** Start of Given information **

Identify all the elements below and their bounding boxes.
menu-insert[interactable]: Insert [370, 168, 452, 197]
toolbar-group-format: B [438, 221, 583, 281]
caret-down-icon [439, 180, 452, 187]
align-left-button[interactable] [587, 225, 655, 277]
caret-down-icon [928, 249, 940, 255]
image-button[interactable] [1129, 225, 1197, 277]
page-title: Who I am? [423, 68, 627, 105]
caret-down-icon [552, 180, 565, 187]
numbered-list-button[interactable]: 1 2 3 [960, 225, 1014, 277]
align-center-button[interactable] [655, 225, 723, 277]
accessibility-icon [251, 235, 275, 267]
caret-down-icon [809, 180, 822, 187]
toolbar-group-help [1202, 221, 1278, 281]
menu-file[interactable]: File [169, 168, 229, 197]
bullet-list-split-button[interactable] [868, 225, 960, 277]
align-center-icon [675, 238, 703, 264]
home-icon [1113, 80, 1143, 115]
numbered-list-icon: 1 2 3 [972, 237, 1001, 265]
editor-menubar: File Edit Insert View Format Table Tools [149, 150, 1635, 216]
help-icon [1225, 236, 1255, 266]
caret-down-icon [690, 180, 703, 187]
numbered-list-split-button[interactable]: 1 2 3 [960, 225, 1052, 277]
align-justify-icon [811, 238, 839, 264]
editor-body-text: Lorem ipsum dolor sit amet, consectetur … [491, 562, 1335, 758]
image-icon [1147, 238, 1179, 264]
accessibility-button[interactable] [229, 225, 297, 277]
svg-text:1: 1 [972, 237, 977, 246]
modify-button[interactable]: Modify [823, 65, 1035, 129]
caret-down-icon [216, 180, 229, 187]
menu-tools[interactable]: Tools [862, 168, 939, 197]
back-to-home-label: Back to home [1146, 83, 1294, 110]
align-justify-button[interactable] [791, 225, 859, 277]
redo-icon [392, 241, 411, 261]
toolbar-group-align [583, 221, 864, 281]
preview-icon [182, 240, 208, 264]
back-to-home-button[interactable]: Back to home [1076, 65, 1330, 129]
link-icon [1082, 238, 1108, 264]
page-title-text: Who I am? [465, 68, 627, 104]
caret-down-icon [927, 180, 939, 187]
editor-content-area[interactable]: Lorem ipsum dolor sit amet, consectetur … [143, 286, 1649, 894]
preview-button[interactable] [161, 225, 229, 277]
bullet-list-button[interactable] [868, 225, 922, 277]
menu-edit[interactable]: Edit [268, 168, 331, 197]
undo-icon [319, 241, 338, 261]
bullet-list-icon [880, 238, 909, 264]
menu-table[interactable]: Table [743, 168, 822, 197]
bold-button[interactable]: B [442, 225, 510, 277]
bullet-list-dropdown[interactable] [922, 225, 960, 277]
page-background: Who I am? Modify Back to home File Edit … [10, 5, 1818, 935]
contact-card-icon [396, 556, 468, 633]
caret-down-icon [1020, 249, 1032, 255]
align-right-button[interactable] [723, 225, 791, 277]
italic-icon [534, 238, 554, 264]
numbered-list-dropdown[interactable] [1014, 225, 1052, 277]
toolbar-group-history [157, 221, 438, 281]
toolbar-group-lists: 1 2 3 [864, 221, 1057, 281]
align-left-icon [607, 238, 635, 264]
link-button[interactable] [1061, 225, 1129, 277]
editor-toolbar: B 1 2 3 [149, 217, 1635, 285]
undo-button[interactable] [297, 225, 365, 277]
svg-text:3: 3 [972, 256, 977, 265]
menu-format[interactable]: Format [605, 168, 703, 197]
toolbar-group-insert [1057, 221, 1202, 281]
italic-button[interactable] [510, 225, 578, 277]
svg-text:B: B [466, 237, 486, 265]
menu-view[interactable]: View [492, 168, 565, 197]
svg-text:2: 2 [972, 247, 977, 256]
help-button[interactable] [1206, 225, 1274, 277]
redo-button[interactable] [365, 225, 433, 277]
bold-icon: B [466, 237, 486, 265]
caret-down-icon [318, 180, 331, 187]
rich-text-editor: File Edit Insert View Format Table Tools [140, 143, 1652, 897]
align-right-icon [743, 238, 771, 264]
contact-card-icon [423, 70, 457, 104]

** End of Given information **

Work to complete — Reproduce the entries verbatim, starting at the very first line and ending at the line that contains "numbered-list-icon: 1 2", with both included.

Complete answer —
Identify all the elements below and their bounding boxes.
menu-insert[interactable]: Insert [370, 168, 452, 197]
toolbar-group-format: B [438, 221, 583, 281]
caret-down-icon [439, 180, 452, 187]
align-left-button[interactable] [587, 225, 655, 277]
caret-down-icon [928, 249, 940, 255]
image-button[interactable] [1129, 225, 1197, 277]
page-title: Who I am? [423, 68, 627, 105]
caret-down-icon [552, 180, 565, 187]
numbered-list-button[interactable]: 1 2 3 [960, 225, 1014, 277]
align-center-button[interactable] [655, 225, 723, 277]
accessibility-icon [251, 235, 275, 267]
caret-down-icon [809, 180, 822, 187]
toolbar-group-help [1202, 221, 1278, 281]
menu-file[interactable]: File [169, 168, 229, 197]
bullet-list-split-button[interactable] [868, 225, 960, 277]
align-center-icon [675, 238, 703, 264]
home-icon [1113, 80, 1143, 115]
numbered-list-icon: 1 2 3 [972, 237, 1001, 265]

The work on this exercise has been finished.